Written instruction: Say how many lines of the listing below contain "were", giving the number and nothing else.

Task material start

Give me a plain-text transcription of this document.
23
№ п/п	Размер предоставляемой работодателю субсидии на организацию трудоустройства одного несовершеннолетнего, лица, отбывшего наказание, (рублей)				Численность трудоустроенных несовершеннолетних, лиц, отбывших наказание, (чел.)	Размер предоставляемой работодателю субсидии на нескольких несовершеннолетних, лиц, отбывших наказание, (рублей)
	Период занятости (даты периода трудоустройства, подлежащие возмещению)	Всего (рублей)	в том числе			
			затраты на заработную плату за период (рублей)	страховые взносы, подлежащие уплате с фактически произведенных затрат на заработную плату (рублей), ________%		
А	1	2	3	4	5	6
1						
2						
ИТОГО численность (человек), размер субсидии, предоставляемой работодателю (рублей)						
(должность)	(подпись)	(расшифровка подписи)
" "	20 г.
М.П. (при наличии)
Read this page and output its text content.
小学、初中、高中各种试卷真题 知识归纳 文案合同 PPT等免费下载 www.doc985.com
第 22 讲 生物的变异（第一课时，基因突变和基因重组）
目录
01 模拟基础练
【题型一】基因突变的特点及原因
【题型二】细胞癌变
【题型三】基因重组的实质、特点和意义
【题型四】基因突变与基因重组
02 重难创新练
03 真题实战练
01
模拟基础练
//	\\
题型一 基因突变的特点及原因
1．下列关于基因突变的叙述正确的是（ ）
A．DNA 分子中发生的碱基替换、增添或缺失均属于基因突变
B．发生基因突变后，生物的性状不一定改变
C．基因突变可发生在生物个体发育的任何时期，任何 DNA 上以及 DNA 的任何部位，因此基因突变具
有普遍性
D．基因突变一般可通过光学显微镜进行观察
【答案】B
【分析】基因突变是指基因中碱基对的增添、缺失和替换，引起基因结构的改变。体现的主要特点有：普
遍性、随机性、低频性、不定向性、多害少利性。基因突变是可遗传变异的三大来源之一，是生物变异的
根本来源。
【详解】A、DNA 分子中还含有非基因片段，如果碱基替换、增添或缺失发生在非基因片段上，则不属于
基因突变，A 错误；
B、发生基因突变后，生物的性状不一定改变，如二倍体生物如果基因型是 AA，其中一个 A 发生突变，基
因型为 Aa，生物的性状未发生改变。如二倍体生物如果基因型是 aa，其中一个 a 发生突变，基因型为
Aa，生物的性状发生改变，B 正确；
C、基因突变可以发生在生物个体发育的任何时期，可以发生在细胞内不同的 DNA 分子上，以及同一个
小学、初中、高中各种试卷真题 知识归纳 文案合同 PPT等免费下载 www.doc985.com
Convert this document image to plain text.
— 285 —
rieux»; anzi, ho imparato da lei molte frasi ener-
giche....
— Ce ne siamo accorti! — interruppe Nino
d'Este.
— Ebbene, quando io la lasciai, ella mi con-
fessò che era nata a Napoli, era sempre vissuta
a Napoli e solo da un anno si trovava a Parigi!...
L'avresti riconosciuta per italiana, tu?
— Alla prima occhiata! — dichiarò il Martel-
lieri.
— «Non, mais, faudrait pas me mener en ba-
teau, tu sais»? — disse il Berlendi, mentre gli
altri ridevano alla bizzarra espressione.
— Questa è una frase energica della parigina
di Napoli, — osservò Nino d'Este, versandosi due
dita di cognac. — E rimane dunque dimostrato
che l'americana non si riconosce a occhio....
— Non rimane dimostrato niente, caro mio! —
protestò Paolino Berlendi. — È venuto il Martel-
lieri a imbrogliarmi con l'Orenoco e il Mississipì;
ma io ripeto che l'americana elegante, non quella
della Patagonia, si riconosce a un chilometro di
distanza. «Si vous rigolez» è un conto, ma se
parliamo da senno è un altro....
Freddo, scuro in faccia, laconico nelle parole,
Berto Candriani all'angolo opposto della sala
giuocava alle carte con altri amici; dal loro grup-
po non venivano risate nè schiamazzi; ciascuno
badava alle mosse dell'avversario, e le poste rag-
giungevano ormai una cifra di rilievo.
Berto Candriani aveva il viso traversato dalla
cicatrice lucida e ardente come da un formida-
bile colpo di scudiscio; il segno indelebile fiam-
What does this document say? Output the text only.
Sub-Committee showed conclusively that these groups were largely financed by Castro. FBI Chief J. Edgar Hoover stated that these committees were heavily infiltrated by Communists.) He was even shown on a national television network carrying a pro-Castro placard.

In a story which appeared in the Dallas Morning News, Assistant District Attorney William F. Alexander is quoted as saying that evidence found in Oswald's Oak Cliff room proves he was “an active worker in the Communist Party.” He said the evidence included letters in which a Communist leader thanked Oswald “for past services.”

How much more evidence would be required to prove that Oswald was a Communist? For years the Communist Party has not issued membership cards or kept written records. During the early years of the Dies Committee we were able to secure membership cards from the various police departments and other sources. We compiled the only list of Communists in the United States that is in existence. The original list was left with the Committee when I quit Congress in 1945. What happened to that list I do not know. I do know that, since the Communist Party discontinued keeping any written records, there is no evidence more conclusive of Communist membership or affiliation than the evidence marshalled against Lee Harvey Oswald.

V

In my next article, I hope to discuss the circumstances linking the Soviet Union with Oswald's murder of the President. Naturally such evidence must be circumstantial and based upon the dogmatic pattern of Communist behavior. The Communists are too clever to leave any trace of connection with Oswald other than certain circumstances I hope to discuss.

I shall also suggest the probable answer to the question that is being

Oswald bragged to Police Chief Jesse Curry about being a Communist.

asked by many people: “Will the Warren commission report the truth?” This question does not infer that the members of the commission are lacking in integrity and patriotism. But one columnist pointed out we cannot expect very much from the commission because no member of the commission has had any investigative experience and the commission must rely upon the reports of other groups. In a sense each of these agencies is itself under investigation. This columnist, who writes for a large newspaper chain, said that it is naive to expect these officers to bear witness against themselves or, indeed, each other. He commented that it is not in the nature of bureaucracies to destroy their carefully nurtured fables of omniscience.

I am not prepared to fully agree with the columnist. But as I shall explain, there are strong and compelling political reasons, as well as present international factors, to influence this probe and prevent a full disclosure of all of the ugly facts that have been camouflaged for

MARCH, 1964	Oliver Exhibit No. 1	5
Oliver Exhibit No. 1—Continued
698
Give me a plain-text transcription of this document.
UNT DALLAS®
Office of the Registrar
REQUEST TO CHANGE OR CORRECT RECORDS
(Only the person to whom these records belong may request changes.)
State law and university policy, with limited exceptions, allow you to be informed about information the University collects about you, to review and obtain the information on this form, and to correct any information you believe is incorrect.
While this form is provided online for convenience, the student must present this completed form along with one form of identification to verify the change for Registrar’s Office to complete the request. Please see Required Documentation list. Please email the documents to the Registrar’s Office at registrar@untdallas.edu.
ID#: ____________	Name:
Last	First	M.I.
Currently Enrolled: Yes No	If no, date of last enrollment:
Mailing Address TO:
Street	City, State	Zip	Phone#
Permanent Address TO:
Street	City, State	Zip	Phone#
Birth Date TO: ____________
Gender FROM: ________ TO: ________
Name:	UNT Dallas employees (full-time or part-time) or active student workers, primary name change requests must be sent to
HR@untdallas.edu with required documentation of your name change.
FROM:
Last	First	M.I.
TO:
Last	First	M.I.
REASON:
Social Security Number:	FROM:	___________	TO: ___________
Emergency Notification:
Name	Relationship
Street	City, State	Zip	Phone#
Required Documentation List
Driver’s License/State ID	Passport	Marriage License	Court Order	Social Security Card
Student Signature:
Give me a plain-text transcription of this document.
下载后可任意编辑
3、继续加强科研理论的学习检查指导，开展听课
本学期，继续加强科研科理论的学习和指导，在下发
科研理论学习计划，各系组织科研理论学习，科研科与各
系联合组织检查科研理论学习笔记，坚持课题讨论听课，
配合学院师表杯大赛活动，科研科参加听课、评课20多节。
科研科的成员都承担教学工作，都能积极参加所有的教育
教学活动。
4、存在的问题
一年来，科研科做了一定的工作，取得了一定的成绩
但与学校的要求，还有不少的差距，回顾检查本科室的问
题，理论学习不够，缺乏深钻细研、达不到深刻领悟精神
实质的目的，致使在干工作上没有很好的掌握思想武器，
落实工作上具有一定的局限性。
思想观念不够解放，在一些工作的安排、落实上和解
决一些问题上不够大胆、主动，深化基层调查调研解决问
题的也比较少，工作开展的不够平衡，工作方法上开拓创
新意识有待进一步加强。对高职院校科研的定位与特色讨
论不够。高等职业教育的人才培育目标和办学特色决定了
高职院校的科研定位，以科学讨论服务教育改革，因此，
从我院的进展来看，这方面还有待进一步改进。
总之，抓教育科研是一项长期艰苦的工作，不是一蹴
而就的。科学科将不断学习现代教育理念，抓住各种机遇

Task material end

Exercise answer: 2